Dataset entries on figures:

== == ==

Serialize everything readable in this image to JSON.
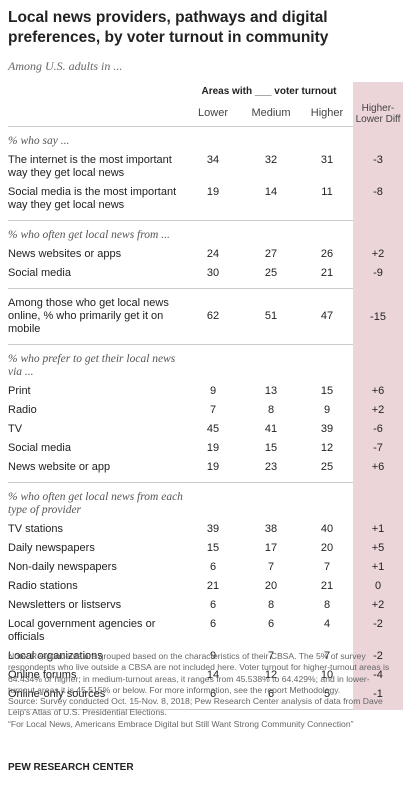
{
  "title": "Local news providers, pathways and digital preferences, by voter turnout in community",
  "subtitle": "Among U.S. adults in ...",
  "table": {
    "group_header": "Areas with ___ voter turnout",
    "columns": [
      "Lower",
      "Medium",
      "Higher",
      "Higher-Lower Diff"
    ],
    "sections": [
      {
        "heading": "% who say ...",
        "rows": [
          {
            "label": "The internet is the most important way they get local news",
            "values": [
              "34",
              "32",
              "31",
              "-3"
            ]
          },
          {
            "label": "Social media is the most important way they get local news",
            "values": [
              "19",
              "14",
              "11",
              "-8"
            ]
          }
        ]
      },
      {
        "heading": "% who often get local news from ...",
        "rows": [
          {
            "label": "News websites or apps",
            "values": [
              "24",
              "27",
              "26",
              "+2"
            ]
          },
          {
            "label": "Social media",
            "values": [
              "30",
              "25",
              "21",
              "-9"
            ]
          }
        ]
      },
      {
        "rows": [
          {
            "label": "Among those who get local news online, % who primarily get it on mobile",
            "values": [
              "62",
              "51",
              "47",
              "-15"
            ]
          }
        ]
      },
      {
        "heading": "% who prefer to get their local news via ...",
        "rows": [
          {
            "label": "Print",
            "values": [
              "9",
              "13",
              "15",
              "+6"
            ]
          },
          {
            "label": "Radio",
            "values": [
              "7",
              "8",
              "9",
              "+2"
            ]
          },
          {
            "label": "TV",
            "values": [
              "45",
              "41",
              "39",
              "-6"
            ]
          },
          {
            "label": "Social media",
            "values": [
              "19",
              "15",
              "12",
              "-7"
            ]
          },
          {
            "label": "News website or app",
            "values": [
              "19",
              "23",
              "25",
              "+6"
            ]
          }
        ]
      },
      {
        "heading": "% who often get local news from each type of provider",
        "rows": [
          {
            "label": "TV stations",
            "values": [
              "39",
              "38",
              "40",
              "+1"
            ]
          },
          {
            "label": "Daily newspapers",
            "values": [
              "15",
              "17",
              "20",
              "+5"
            ]
          },
          {
            "label": "Non-daily newspapers",
            "values": [
              "6",
              "7",
              "7",
              "+1"
            ]
          },
          {
            "label": "Radio stations",
            "values": [
              "21",
              "20",
              "21",
              "0"
            ]
          },
          {
            "label": "Newsletters or listservs",
            "values": [
              "6",
              "8",
              "8",
              "+2"
            ]
          },
          {
            "label": "Local government agencies or officials",
            "values": [
              "6",
              "6",
              "4",
              "-2"
            ]
          },
          {
            "label": "Local organizations",
            "values": [
              "9",
              "7",
              "7",
              "-2"
            ]
          },
          {
            "label": "Online forums",
            "values": [
              "14",
              "12",
              "10",
              "-4"
            ]
          },
          {
            "label": "Online-only sources",
            "values": [
              "6",
              "6",
              "5",
              "-1"
            ]
          }
        ]
      }
    ]
  },
  "note": [
    "Note: Respondents are grouped based on the characteristics of their CBSA. The 5% of survey",
    "respondents who live outside a CBSA are not included here. Voter turnout for higher-turnout areas is",
    "64.434% or higher; in medium-turnout areas, it ranges from 45.538% to 64.429%; and in lower-",
    "turnout areas it is 45.515% or below. For more information, see the report Methodology.",
    "Source: Survey conducted Oct. 15-Nov. 8, 2018; Pew Research Center analysis of data from Dave",
    "Leip's Atlas of U.S. Presidential Elections.",
    "“For Local News, Americans Embrace Digital but Still Want Strong Community Connection”"
  ],
  "footer": "PEW RESEARCH CENTER"
}
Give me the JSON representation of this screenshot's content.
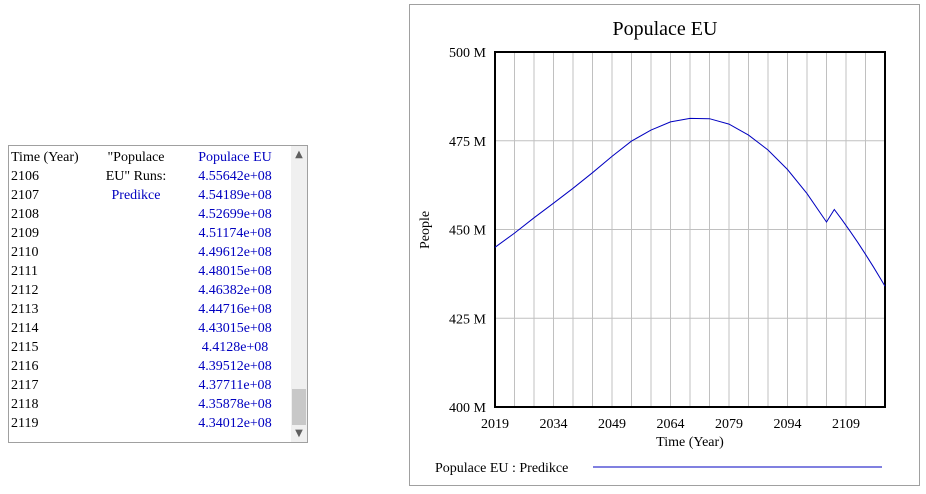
{
  "table": {
    "header_time": "Time (Year)",
    "header_runs_line1": "\"Populace",
    "header_runs_line2": "EU\"  Runs:",
    "run_name": "Predikce",
    "header_value": "Populace EU",
    "rows": [
      {
        "year": "2106",
        "value": "4.55642e+08"
      },
      {
        "year": "2107",
        "value": "4.54189e+08"
      },
      {
        "year": "2108",
        "value": "4.52699e+08"
      },
      {
        "year": "2109",
        "value": "4.51174e+08"
      },
      {
        "year": "2110",
        "value": "4.49612e+08"
      },
      {
        "year": "2111",
        "value": "4.48015e+08"
      },
      {
        "year": "2112",
        "value": "4.46382e+08"
      },
      {
        "year": "2113",
        "value": "4.44716e+08"
      },
      {
        "year": "2114",
        "value": "4.43015e+08"
      },
      {
        "year": "2115",
        "value": "4.4128e+08"
      },
      {
        "year": "2116",
        "value": "4.39512e+08"
      },
      {
        "year": "2117",
        "value": "4.37711e+08"
      },
      {
        "year": "2118",
        "value": "4.35878e+08"
      },
      {
        "year": "2119",
        "value": "4.34012e+08"
      }
    ]
  },
  "colors": {
    "series": "#0000c0",
    "grid": "#c0c0c0",
    "axes": "#000000"
  },
  "chart_data": {
    "type": "line",
    "title": "Populace EU",
    "xlabel": "Time (Year)",
    "ylabel": "People",
    "xlim": [
      2019,
      2119
    ],
    "ylim": [
      400000000,
      500000000
    ],
    "x_tick_values": [
      2019,
      2034,
      2049,
      2064,
      2079,
      2094,
      2109
    ],
    "x_tick_labels": [
      "2019",
      "2034",
      "2049",
      "2064",
      "2079",
      "2094",
      "2109"
    ],
    "y_tick_values": [
      400000000,
      425000000,
      450000000,
      475000000,
      500000000
    ],
    "y_tick_labels": [
      "400 M",
      "425 M",
      "450 M",
      "475 M",
      "500 M"
    ],
    "legend_label": "Populace EU : Predikce",
    "series": [
      {
        "name": "Populace EU : Predikce",
        "x": [
          2019,
          2024,
          2029,
          2034,
          2039,
          2044,
          2049,
          2054,
          2059,
          2064,
          2069,
          2074,
          2079,
          2084,
          2089,
          2094,
          2099,
          2104,
          2106,
          2108,
          2110,
          2112,
          2114,
          2116,
          2118,
          2119
        ],
        "values": [
          445000000,
          449000000,
          453300000,
          457400000,
          461600000,
          466000000,
          470600000,
          474900000,
          478000000,
          480300000,
          481300000,
          481200000,
          479700000,
          476600000,
          472400000,
          466900000,
          460100000,
          452100000,
          455642000,
          452699000,
          449612000,
          446382000,
          443015000,
          439512000,
          435878000,
          434012000
        ]
      }
    ]
  }
}
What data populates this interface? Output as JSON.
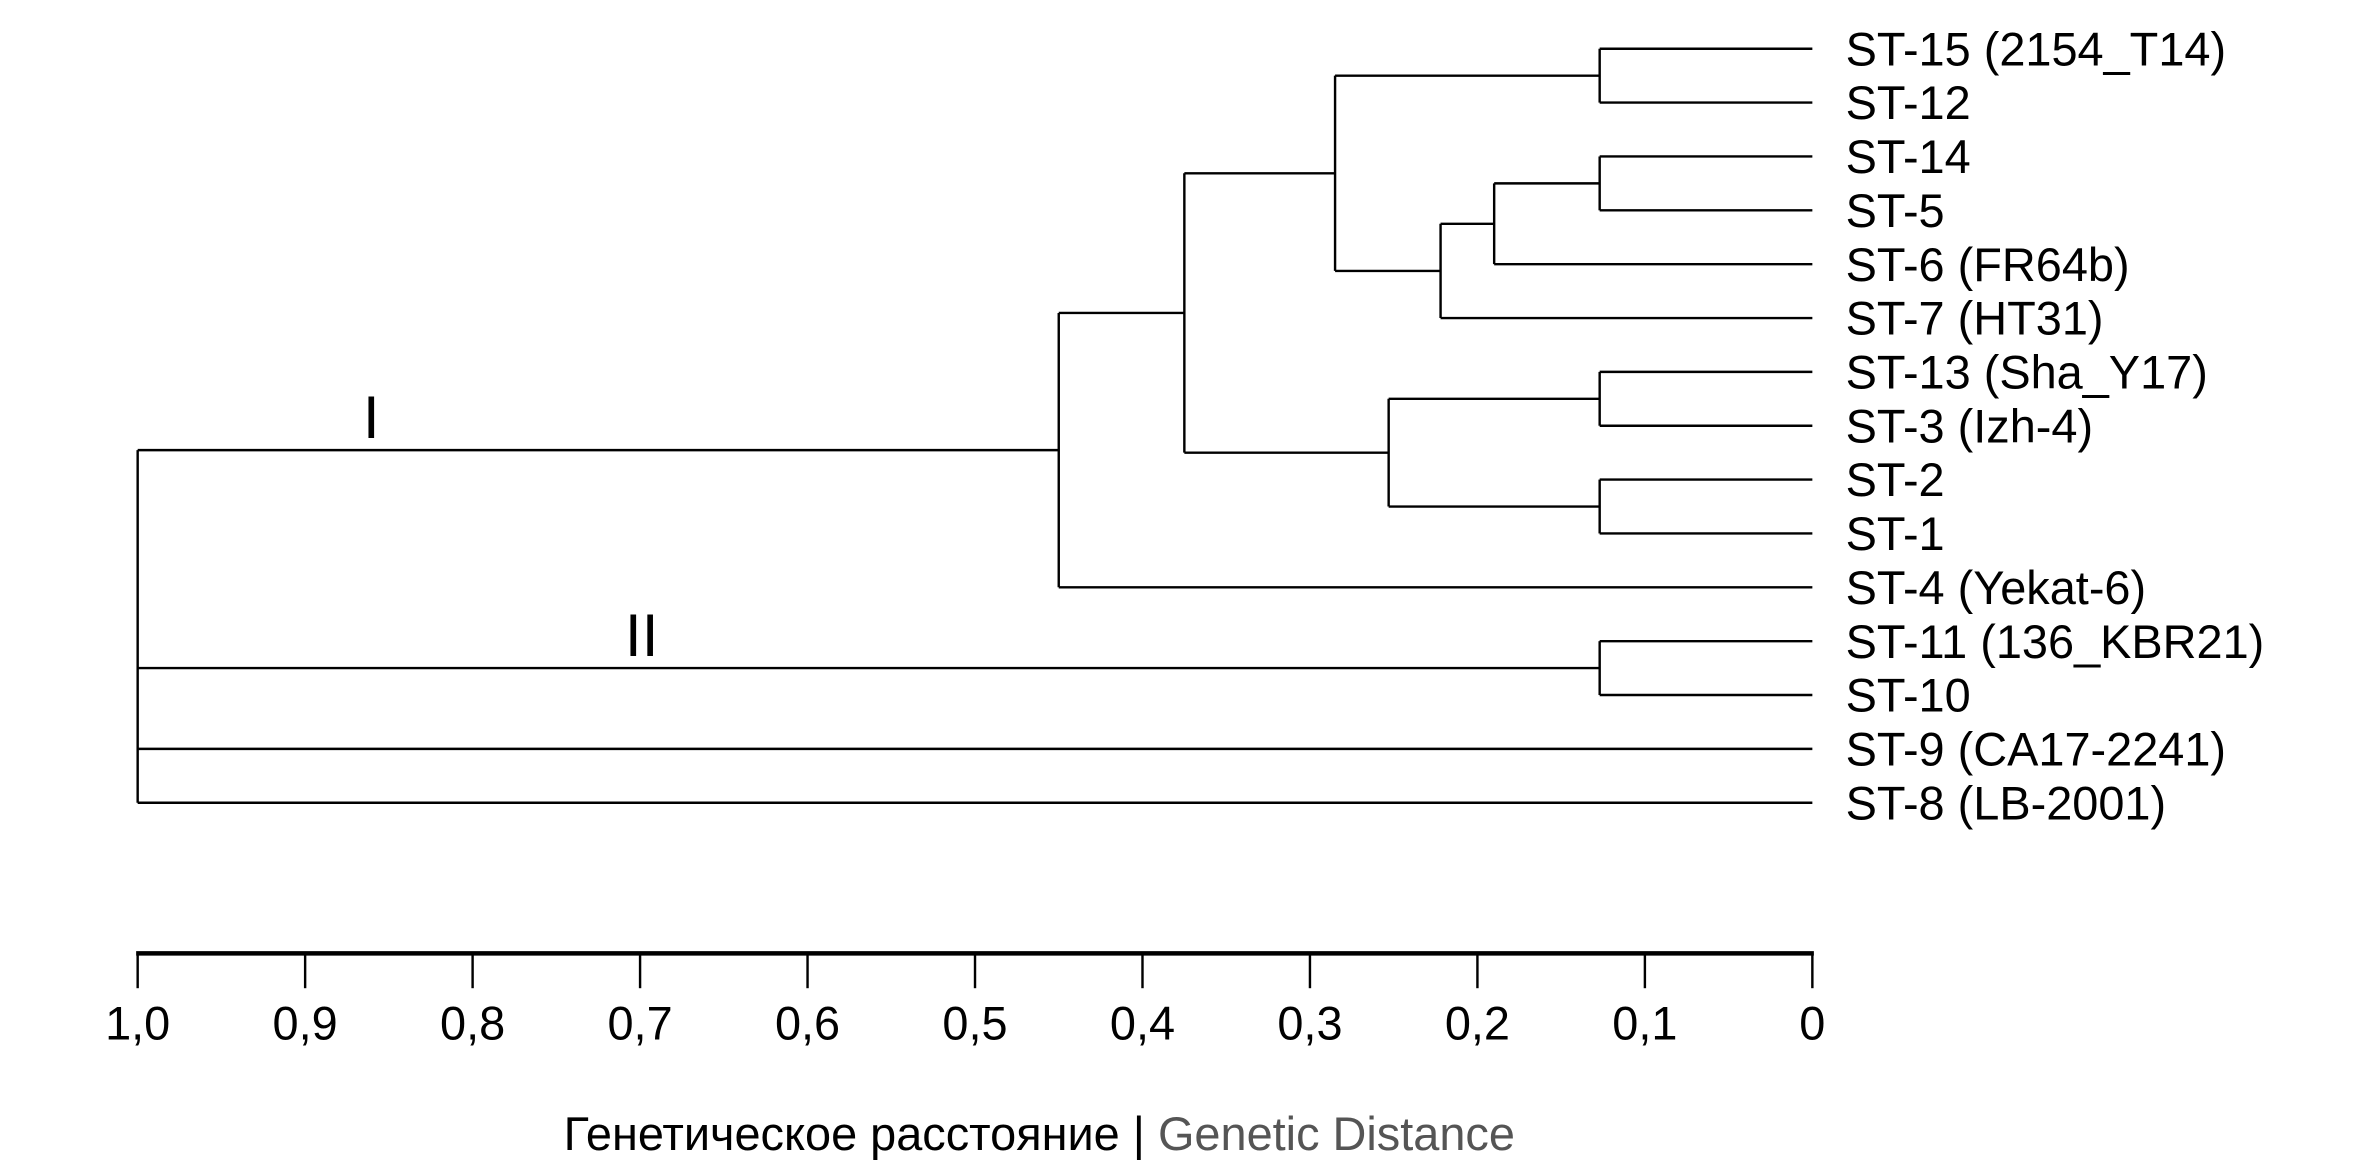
{
  "chart_data": {
    "type": "dendrogram",
    "title": "",
    "xlabel_ru": "Генетическое расстояние",
    "xlabel_sep": "|",
    "xlabel_en": "Genetic Distance",
    "xlim": [
      1.0,
      0
    ],
    "ticks": [
      1.0,
      0.9,
      0.8,
      0.7,
      0.6,
      0.5,
      0.4,
      0.3,
      0.2,
      0.1,
      0
    ],
    "tick_labels": [
      "1,0",
      "0,9",
      "0,8",
      "0,7",
      "0,6",
      "0,5",
      "0,4",
      "0,3",
      "0,2",
      "0,1",
      "0"
    ],
    "leaves": [
      "ST-15 (2154_T14)",
      "ST-12",
      "ST-14",
      "ST-5",
      "ST-6 (FR64b)",
      "ST-7 (HT31)",
      "ST-13 (Sha_Y17)",
      "ST-3 (Izh-4)",
      "ST-2",
      "ST-1",
      "ST-4 (Yekat-6)",
      "ST-11 (136_KBR21)",
      "ST-10",
      "ST-9 (CA17-2241)",
      "ST-8 (LB-2001)"
    ],
    "cluster_labels": [
      "I",
      "II"
    ],
    "tree": {
      "h": 1.0,
      "children": [
        {
          "h": 0.45,
          "cluster": 0,
          "children": [
            {
              "h": 0.375,
              "children": [
                {
                  "h": 0.285,
                  "children": [
                    {
                      "h": 0.127,
                      "children": [
                        {
                          "leaf": 0
                        },
                        {
                          "leaf": 1
                        }
                      ]
                    },
                    {
                      "h": 0.222,
                      "children": [
                        {
                          "h": 0.19,
                          "children": [
                            {
                              "h": 0.127,
                              "children": [
                                {
                                  "leaf": 2
                                },
                                {
                                  "leaf": 3
                                }
                              ]
                            },
                            {
                              "leaf": 4
                            }
                          ]
                        },
                        {
                          "leaf": 5
                        }
                      ]
                    }
                  ]
                },
                {
                  "h": 0.253,
                  "children": [
                    {
                      "h": 0.127,
                      "children": [
                        {
                          "leaf": 6
                        },
                        {
                          "leaf": 7
                        }
                      ]
                    },
                    {
                      "h": 0.127,
                      "children": [
                        {
                          "leaf": 8
                        },
                        {
                          "leaf": 9
                        }
                      ]
                    }
                  ]
                }
              ]
            },
            {
              "leaf": 10
            }
          ]
        },
        {
          "h": 0.127,
          "cluster": 1,
          "children": [
            {
              "leaf": 11
            },
            {
              "leaf": 12
            }
          ]
        },
        {
          "leaf": 13
        },
        {
          "leaf": 14
        }
      ]
    }
  }
}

== == ==

Job - Scan the entries above for the word "their" and collect each line holding it.

Finished answer -
        "heading": "% who prefer to get their local news via ...",
    "Note: Respondents are grouped based on the characteristics of their CBSA. The 5% of survey",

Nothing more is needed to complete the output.